Collected data entries
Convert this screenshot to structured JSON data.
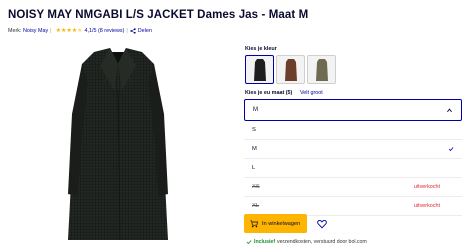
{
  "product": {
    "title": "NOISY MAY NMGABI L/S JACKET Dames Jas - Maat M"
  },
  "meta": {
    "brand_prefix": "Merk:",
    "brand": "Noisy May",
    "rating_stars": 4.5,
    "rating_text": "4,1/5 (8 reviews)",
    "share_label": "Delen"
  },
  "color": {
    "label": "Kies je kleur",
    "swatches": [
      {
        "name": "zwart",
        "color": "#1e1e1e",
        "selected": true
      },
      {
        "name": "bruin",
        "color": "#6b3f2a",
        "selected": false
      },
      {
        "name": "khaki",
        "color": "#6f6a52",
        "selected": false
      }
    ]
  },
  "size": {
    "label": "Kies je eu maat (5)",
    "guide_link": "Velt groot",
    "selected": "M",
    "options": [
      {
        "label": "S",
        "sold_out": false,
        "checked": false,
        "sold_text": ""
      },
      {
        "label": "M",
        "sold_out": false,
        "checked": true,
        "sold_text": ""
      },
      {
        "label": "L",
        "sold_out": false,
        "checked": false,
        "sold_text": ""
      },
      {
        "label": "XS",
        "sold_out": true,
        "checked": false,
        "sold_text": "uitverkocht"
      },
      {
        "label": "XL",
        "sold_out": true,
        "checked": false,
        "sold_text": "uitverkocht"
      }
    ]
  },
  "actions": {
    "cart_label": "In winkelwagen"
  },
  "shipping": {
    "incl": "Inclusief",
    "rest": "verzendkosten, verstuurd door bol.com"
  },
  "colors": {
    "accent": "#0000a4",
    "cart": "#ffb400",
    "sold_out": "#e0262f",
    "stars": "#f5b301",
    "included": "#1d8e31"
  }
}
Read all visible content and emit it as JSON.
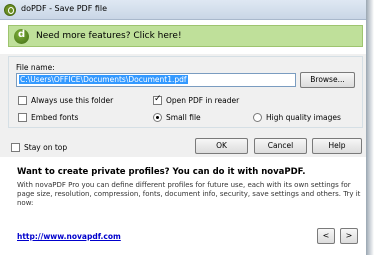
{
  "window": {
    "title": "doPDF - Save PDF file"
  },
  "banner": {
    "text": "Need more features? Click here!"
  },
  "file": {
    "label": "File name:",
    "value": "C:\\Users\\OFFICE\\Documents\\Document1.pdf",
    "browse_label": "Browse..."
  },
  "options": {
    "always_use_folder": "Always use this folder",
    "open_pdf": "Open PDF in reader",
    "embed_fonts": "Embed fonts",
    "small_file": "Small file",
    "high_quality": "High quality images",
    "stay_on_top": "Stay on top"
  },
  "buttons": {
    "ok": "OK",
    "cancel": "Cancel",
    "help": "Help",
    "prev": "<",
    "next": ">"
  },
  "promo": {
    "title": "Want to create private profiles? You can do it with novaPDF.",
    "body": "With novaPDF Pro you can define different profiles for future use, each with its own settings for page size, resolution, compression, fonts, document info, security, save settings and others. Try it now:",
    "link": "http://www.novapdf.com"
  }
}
==
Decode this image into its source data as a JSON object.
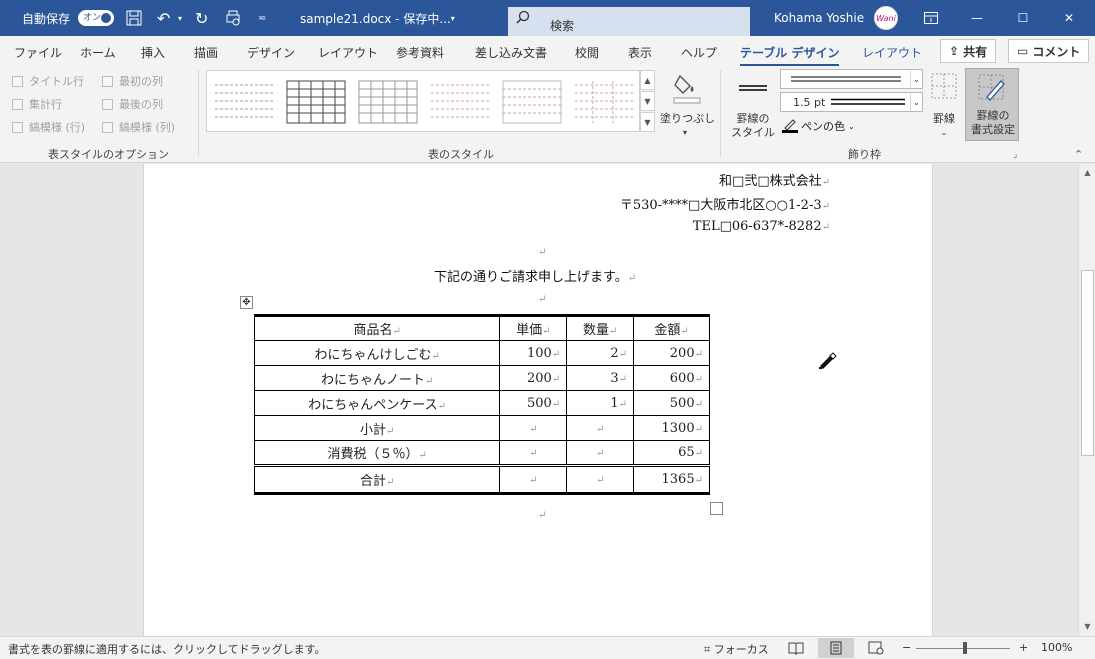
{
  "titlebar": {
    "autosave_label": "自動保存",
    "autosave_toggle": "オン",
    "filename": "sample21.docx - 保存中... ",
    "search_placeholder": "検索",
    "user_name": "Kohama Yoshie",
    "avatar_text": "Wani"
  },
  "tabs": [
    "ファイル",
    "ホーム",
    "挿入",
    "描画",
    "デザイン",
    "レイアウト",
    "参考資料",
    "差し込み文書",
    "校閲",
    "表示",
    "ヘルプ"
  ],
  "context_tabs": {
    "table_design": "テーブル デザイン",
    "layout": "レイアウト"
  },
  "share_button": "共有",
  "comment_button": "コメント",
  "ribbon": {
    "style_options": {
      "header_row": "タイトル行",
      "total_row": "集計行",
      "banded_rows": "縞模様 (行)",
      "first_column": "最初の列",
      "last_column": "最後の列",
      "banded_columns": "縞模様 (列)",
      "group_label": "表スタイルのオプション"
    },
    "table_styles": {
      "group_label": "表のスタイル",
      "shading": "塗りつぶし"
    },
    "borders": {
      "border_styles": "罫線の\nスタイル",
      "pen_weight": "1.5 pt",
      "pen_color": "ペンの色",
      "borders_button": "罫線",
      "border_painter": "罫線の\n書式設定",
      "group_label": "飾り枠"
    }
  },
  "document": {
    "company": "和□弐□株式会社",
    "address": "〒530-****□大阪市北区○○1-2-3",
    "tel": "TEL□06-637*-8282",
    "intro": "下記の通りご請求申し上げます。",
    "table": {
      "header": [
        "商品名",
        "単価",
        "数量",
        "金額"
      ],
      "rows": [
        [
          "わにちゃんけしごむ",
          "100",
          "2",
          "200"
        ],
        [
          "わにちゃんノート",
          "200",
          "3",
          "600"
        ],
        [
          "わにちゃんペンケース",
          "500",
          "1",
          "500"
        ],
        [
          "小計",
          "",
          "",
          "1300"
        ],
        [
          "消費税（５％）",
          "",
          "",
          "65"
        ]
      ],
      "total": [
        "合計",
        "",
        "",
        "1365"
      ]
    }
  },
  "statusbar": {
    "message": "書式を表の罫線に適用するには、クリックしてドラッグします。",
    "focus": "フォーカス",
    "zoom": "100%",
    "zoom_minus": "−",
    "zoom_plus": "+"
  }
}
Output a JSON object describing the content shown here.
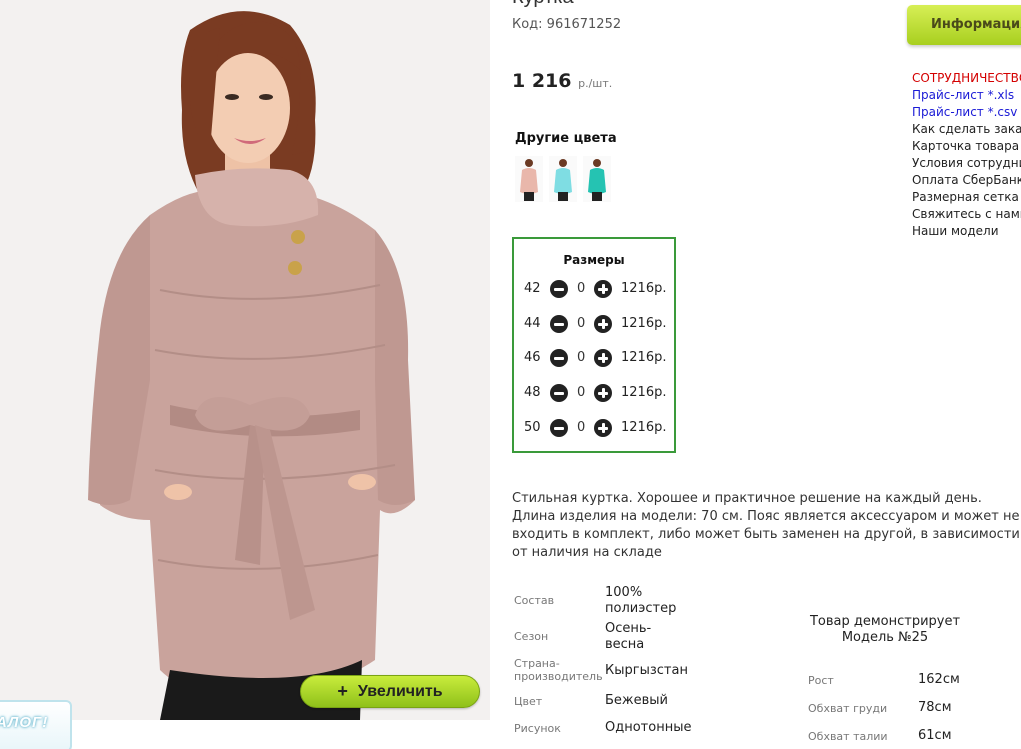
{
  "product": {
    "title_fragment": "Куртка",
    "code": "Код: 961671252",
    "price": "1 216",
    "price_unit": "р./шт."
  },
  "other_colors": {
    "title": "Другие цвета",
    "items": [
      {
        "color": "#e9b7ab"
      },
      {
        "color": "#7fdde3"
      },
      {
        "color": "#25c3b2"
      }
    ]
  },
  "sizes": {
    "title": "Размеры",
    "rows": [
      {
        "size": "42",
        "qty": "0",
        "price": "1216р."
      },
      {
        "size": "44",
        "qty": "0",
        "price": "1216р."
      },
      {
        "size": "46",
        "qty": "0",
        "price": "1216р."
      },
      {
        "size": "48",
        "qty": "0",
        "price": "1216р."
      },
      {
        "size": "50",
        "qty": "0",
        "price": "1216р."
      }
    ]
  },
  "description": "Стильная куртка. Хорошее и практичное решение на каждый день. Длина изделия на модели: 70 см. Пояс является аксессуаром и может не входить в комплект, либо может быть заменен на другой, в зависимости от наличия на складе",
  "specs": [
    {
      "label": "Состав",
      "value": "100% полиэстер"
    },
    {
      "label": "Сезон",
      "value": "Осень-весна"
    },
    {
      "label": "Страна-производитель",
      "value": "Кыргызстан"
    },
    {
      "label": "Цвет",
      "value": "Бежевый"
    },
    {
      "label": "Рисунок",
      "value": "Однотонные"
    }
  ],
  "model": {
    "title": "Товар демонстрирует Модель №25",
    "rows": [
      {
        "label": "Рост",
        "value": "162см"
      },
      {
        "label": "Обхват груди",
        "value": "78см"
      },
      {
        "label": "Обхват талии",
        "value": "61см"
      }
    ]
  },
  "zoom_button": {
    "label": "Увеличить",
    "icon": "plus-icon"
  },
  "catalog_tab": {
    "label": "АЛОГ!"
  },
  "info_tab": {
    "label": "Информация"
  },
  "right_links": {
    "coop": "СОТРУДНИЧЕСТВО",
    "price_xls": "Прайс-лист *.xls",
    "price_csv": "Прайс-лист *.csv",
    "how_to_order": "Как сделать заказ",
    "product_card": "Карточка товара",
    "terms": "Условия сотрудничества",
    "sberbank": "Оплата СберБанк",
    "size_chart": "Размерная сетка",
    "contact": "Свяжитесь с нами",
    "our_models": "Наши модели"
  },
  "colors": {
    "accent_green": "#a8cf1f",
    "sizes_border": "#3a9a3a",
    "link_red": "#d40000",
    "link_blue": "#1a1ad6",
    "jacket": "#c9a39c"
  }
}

■ **INSTRUCTIONS FOR THE TASK**: Search the records for the word "profiles" and copy every line where it occurs.

■ **ANSWER TO THE EXERCISE**:
    "title": "Want to create private profiles? You can do it with novaPDF.",
    "body": "With novaPDF Pro you can define different profiles for future use, each with its own settings for page size, resolution, compression, fonts, document info, security, save settings and others. Try it now:",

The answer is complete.